§ WHAT YOU NEED TO DO: Leave out the pictures and reproduce all of the data exactly.

* Begin DATA ENTRIES *

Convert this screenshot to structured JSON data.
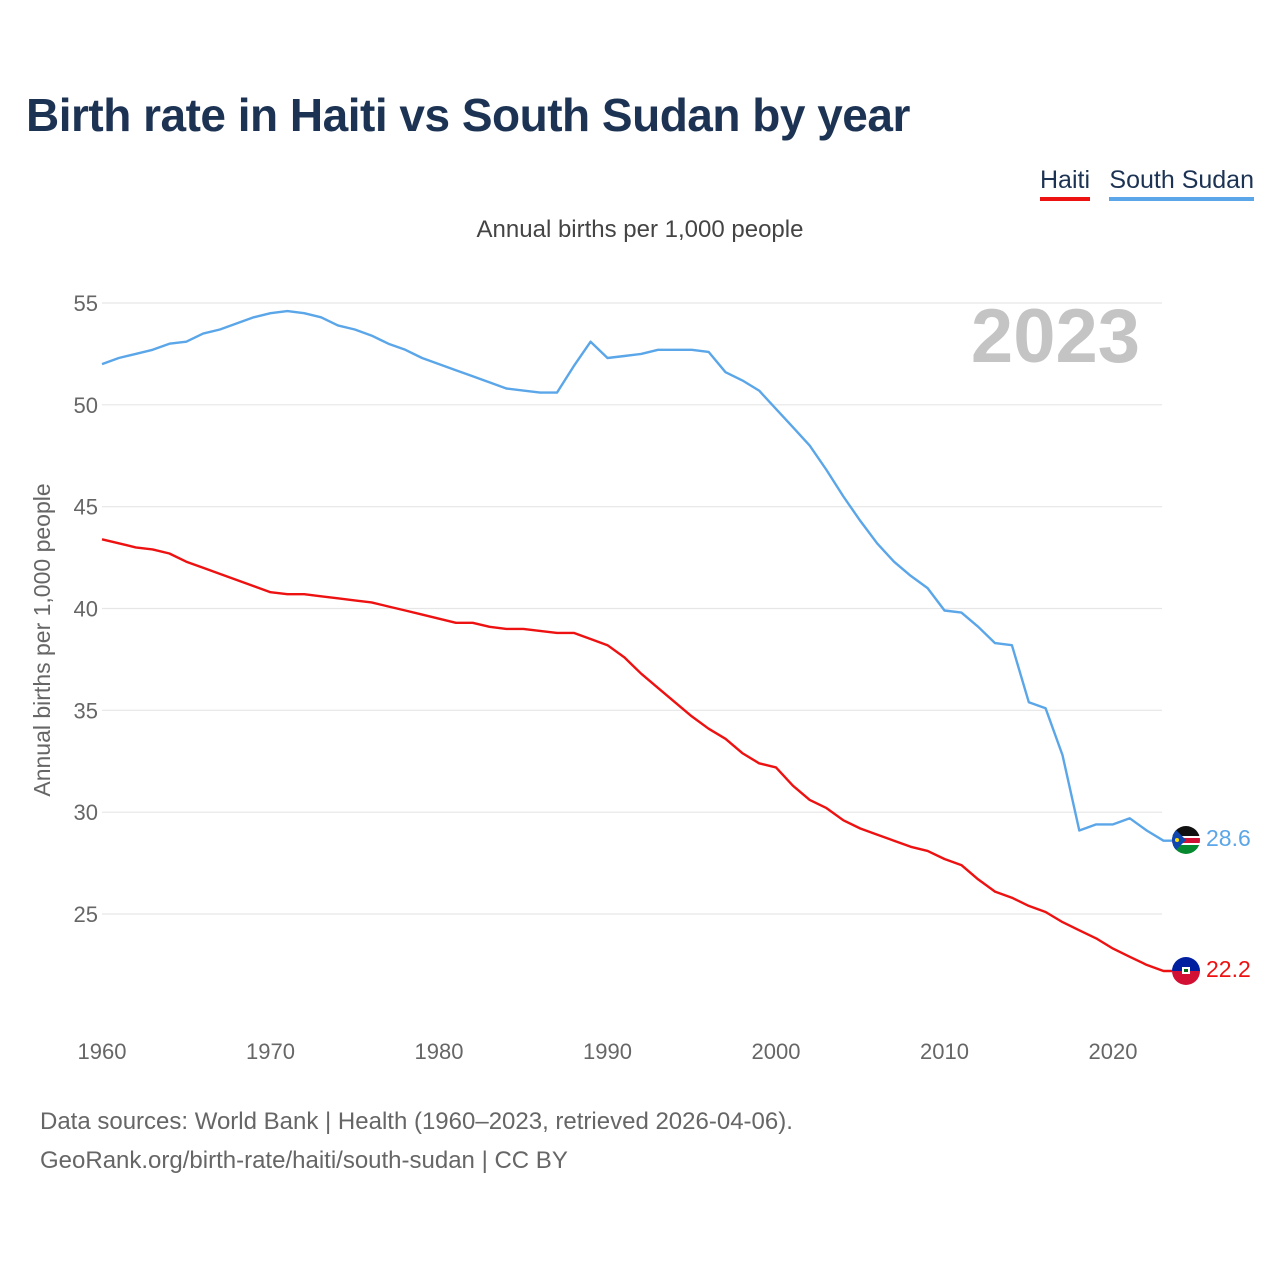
{
  "title": "Birth rate in Haiti vs South Sudan by year",
  "subtitle": "Annual births per 1,000 people",
  "legend": {
    "haiti": "Haiti",
    "south_sudan": "South Sudan"
  },
  "year_watermark": "2023",
  "end_labels": {
    "haiti": "22.2",
    "south_sudan": "28.6"
  },
  "source": {
    "line1": "Data sources: World Bank | Health (1960–2023, retrieved 2026-04-06).",
    "line2": "GeoRank.org/birth-rate/haiti/south-sudan | CC BY"
  },
  "colors": {
    "haiti": "#ee1111",
    "south_sudan": "#5aa6e8",
    "title": "#1d3354"
  },
  "chart_data": {
    "type": "line",
    "title": "Birth rate in Haiti vs South Sudan by year",
    "xlabel": "",
    "ylabel": "Annual births per 1,000 people",
    "xlim": [
      1960,
      2023
    ],
    "ylim": [
      20,
      56
    ],
    "x_ticks": [
      1960,
      1970,
      1980,
      1990,
      2000,
      2010,
      2020
    ],
    "y_ticks": [
      25,
      30,
      35,
      40,
      45,
      50,
      55
    ],
    "x": [
      1960,
      1961,
      1962,
      1963,
      1964,
      1965,
      1966,
      1967,
      1968,
      1969,
      1970,
      1971,
      1972,
      1973,
      1974,
      1975,
      1976,
      1977,
      1978,
      1979,
      1980,
      1981,
      1982,
      1983,
      1984,
      1985,
      1986,
      1987,
      1988,
      1989,
      1990,
      1991,
      1992,
      1993,
      1994,
      1995,
      1996,
      1997,
      1998,
      1999,
      2000,
      2001,
      2002,
      2003,
      2004,
      2005,
      2006,
      2007,
      2008,
      2009,
      2010,
      2011,
      2012,
      2013,
      2014,
      2015,
      2016,
      2017,
      2018,
      2019,
      2020,
      2021,
      2022,
      2023
    ],
    "series": [
      {
        "name": "Haiti",
        "color": "#ee1111",
        "values": [
          43.4,
          43.2,
          43.0,
          42.9,
          42.7,
          42.3,
          42.0,
          41.7,
          41.4,
          41.1,
          40.8,
          40.7,
          40.7,
          40.6,
          40.5,
          40.4,
          40.3,
          40.1,
          39.9,
          39.7,
          39.5,
          39.3,
          39.3,
          39.1,
          39.0,
          39.0,
          38.9,
          38.8,
          38.8,
          38.5,
          38.2,
          37.6,
          36.8,
          36.1,
          35.4,
          34.7,
          34.1,
          33.6,
          32.9,
          32.4,
          32.2,
          31.3,
          30.6,
          30.2,
          29.6,
          29.2,
          28.9,
          28.6,
          28.3,
          28.1,
          27.7,
          27.4,
          26.7,
          26.1,
          25.8,
          25.4,
          25.1,
          24.6,
          24.2,
          23.8,
          23.3,
          22.9,
          22.5,
          22.2
        ]
      },
      {
        "name": "South Sudan",
        "color": "#5aa6e8",
        "values": [
          52.0,
          52.3,
          52.5,
          52.7,
          53.0,
          53.1,
          53.5,
          53.7,
          54.0,
          54.3,
          54.5,
          54.6,
          54.5,
          54.3,
          53.9,
          53.7,
          53.4,
          53.0,
          52.7,
          52.3,
          52.0,
          51.7,
          51.4,
          51.1,
          50.8,
          50.7,
          50.6,
          50.6,
          51.9,
          53.1,
          52.3,
          52.4,
          52.5,
          52.7,
          52.7,
          52.7,
          52.6,
          51.6,
          51.2,
          50.7,
          49.8,
          48.9,
          48.0,
          46.8,
          45.5,
          44.3,
          43.2,
          42.3,
          41.6,
          41.0,
          39.9,
          39.8,
          39.1,
          38.3,
          38.2,
          35.4,
          35.1,
          32.8,
          29.1,
          29.4,
          29.4,
          29.7,
          29.1,
          28.6
        ]
      }
    ],
    "legend_position": "top-right"
  }
}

* End DATA ENTRIES *

§ ANSWER FOR THE TASK:
Convert this screenshot to structured JSON data.
{
  "title": "Birth rate in Haiti vs South Sudan by year",
  "subtitle": "Annual births per 1,000 people",
  "legend": {
    "haiti": "Haiti",
    "south_sudan": "South Sudan"
  },
  "year_watermark": "2023",
  "end_labels": {
    "haiti": "22.2",
    "south_sudan": "28.6"
  },
  "source": {
    "line1": "Data sources: World Bank | Health (1960–2023, retrieved 2026-04-06).",
    "line2": "GeoRank.org/birth-rate/haiti/south-sudan | CC BY"
  },
  "colors": {
    "haiti": "#ee1111",
    "south_sudan": "#5aa6e8",
    "title": "#1d3354"
  },
  "chart_data": {
    "type": "line",
    "title": "Birth rate in Haiti vs South Sudan by year",
    "xlabel": "",
    "ylabel": "Annual births per 1,000 people",
    "xlim": [
      1960,
      2023
    ],
    "ylim": [
      20,
      56
    ],
    "x_ticks": [
      1960,
      1970,
      1980,
      1990,
      2000,
      2010,
      2020
    ],
    "y_ticks": [
      25,
      30,
      35,
      40,
      45,
      50,
      55
    ],
    "x": [
      1960,
      1961,
      1962,
      1963,
      1964,
      1965,
      1966,
      1967,
      1968,
      1969,
      1970,
      1971,
      1972,
      1973,
      1974,
      1975,
      1976,
      1977,
      1978,
      1979,
      1980,
      1981,
      1982,
      1983,
      1984,
      1985,
      1986,
      1987,
      1988,
      1989,
      1990,
      1991,
      1992,
      1993,
      1994,
      1995,
      1996,
      1997,
      1998,
      1999,
      2000,
      2001,
      2002,
      2003,
      2004,
      2005,
      2006,
      2007,
      2008,
      2009,
      2010,
      2011,
      2012,
      2013,
      2014,
      2015,
      2016,
      2017,
      2018,
      2019,
      2020,
      2021,
      2022,
      2023
    ],
    "series": [
      {
        "name": "Haiti",
        "color": "#ee1111",
        "values": [
          43.4,
          43.2,
          43.0,
          42.9,
          42.7,
          42.3,
          42.0,
          41.7,
          41.4,
          41.1,
          40.8,
          40.7,
          40.7,
          40.6,
          40.5,
          40.4,
          40.3,
          40.1,
          39.9,
          39.7,
          39.5,
          39.3,
          39.3,
          39.1,
          39.0,
          39.0,
          38.9,
          38.8,
          38.8,
          38.5,
          38.2,
          37.6,
          36.8,
          36.1,
          35.4,
          34.7,
          34.1,
          33.6,
          32.9,
          32.4,
          32.2,
          31.3,
          30.6,
          30.2,
          29.6,
          29.2,
          28.9,
          28.6,
          28.3,
          28.1,
          27.7,
          27.4,
          26.7,
          26.1,
          25.8,
          25.4,
          25.1,
          24.6,
          24.2,
          23.8,
          23.3,
          22.9,
          22.5,
          22.2
        ]
      },
      {
        "name": "South Sudan",
        "color": "#5aa6e8",
        "values": [
          52.0,
          52.3,
          52.5,
          52.7,
          53.0,
          53.1,
          53.5,
          53.7,
          54.0,
          54.3,
          54.5,
          54.6,
          54.5,
          54.3,
          53.9,
          53.7,
          53.4,
          53.0,
          52.7,
          52.3,
          52.0,
          51.7,
          51.4,
          51.1,
          50.8,
          50.7,
          50.6,
          50.6,
          51.9,
          53.1,
          52.3,
          52.4,
          52.5,
          52.7,
          52.7,
          52.7,
          52.6,
          51.6,
          51.2,
          50.7,
          49.8,
          48.9,
          48.0,
          46.8,
          45.5,
          44.3,
          43.2,
          42.3,
          41.6,
          41.0,
          39.9,
          39.8,
          39.1,
          38.3,
          38.2,
          35.4,
          35.1,
          32.8,
          29.1,
          29.4,
          29.4,
          29.7,
          29.1,
          28.6
        ]
      }
    ],
    "legend_position": "top-right"
  }
}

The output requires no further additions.